Show all lines from the listing below that contain "ylabel".
--- START ---
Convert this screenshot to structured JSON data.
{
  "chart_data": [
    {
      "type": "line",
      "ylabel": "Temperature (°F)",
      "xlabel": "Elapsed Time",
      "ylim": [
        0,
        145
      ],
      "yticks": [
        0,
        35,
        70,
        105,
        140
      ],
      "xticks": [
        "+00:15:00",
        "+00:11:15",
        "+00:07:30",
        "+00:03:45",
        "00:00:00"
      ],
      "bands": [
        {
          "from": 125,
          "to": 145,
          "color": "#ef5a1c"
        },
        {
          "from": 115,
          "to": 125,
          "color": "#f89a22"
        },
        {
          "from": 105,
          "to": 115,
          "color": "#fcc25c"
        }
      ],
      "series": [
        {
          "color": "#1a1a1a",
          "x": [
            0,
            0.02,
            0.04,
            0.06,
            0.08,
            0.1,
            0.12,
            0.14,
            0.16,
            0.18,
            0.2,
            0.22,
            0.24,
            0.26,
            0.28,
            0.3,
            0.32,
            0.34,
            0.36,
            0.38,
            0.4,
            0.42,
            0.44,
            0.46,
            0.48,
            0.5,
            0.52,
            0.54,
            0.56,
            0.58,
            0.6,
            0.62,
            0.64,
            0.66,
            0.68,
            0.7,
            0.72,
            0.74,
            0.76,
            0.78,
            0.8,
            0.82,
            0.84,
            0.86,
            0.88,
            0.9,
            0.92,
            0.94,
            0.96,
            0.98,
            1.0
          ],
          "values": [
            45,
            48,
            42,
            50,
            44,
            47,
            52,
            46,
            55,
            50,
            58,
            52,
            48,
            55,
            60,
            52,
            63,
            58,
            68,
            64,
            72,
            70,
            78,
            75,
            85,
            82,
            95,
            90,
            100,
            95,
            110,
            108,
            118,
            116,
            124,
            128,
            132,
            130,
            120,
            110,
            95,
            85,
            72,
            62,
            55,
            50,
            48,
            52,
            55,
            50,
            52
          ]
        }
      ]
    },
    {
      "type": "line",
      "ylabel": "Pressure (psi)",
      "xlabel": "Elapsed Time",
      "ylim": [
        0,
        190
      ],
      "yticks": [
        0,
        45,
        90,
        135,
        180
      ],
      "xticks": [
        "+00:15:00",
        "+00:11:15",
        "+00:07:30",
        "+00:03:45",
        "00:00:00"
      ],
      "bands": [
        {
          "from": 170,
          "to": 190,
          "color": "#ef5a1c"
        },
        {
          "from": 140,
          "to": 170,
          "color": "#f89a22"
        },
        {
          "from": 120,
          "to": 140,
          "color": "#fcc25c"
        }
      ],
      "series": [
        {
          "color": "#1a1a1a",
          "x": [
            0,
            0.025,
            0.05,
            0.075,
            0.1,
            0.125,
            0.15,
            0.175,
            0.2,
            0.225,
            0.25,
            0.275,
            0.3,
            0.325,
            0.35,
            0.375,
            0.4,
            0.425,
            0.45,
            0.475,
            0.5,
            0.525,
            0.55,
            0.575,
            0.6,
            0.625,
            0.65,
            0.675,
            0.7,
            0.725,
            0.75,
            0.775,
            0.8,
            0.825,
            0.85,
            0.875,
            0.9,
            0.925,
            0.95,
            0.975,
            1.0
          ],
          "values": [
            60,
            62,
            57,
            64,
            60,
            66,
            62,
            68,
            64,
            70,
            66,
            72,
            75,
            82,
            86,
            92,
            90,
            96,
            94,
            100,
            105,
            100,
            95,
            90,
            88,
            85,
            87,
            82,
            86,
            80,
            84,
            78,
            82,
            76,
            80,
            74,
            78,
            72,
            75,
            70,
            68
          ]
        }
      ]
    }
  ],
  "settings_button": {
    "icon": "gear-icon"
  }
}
--- END ---
*TASK ANSWER*.
      "ylabel": "Temperature (°F)",
      "ylabel": "Pressure (psi)",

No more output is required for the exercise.